Stored data:
○ ○ ○ ○ ○ ○ ○

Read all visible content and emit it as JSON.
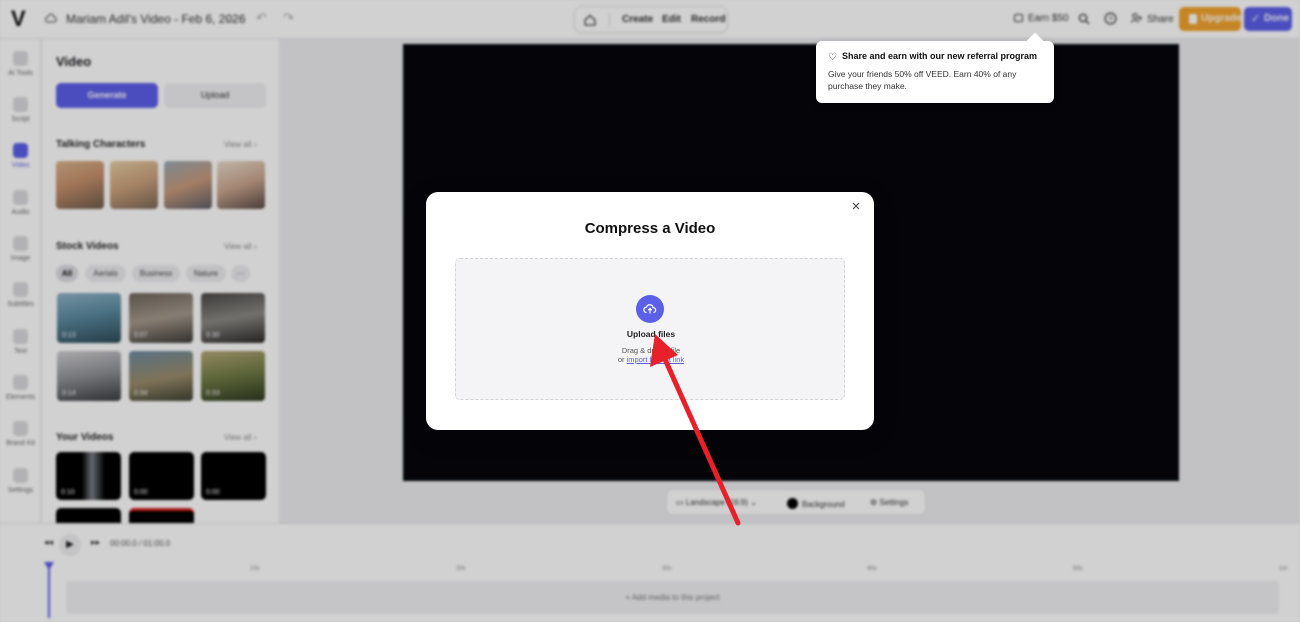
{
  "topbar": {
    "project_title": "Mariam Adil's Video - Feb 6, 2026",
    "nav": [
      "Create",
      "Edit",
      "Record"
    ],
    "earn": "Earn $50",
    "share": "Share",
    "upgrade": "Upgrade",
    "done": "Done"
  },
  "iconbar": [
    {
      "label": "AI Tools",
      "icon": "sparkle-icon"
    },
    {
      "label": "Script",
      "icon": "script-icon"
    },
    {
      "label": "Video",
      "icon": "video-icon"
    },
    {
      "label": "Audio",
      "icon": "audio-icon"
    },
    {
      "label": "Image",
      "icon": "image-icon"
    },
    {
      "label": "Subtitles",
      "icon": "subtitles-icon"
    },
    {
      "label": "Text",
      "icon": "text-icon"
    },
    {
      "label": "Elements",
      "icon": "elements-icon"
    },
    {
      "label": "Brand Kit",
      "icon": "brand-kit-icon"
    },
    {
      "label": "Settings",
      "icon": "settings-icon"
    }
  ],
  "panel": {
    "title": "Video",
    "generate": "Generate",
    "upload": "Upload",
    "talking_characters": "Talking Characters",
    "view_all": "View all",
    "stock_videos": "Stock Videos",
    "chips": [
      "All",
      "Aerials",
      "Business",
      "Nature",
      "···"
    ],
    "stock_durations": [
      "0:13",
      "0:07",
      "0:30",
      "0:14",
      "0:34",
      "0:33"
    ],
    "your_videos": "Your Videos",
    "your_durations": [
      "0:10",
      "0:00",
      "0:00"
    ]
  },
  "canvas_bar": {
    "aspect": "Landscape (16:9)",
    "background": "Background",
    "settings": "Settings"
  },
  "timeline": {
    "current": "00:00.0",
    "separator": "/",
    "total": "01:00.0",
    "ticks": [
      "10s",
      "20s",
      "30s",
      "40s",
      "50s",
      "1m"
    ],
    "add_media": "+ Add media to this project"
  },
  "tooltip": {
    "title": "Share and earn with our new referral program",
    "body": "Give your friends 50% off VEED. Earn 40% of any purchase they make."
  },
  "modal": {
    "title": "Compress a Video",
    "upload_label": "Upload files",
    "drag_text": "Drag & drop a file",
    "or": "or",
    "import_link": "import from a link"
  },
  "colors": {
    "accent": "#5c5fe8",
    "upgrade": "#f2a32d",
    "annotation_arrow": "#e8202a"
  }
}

○ ○ ○ ○ ○ ○ ○

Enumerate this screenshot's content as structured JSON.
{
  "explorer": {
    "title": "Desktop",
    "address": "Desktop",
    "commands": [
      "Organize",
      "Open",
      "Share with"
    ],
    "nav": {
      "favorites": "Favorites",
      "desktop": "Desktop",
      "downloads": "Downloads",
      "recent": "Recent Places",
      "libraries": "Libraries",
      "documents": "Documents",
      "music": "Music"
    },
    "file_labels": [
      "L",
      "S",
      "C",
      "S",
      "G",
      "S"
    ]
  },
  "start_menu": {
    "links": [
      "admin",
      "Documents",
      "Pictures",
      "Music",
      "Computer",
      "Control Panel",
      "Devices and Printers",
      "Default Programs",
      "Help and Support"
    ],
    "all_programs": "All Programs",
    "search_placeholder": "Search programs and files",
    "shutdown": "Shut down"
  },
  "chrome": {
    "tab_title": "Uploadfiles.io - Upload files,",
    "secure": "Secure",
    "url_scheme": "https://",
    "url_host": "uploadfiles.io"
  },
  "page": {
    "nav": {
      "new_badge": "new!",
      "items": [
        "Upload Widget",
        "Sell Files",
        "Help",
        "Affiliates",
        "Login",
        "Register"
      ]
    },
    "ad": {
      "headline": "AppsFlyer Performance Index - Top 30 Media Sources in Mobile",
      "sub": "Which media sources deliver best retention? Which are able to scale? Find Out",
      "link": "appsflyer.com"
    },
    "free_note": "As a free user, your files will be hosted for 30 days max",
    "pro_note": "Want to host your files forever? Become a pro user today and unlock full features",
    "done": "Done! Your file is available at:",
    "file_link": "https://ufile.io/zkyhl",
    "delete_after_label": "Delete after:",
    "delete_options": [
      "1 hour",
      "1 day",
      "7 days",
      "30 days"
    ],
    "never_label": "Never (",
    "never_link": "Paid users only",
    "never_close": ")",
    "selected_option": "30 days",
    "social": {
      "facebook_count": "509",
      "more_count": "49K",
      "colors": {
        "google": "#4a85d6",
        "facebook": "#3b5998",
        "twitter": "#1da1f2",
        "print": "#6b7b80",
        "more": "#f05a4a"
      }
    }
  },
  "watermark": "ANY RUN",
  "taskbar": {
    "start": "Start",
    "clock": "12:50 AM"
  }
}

○ ○ ○ ○ ○ ○ ○

§ WRITTEN INSTRUCTION
Reproduce each line holding the word "with".

§ CORRECT OUTPUT
    "title": "Share and earn with our new referral program",
      "Share with"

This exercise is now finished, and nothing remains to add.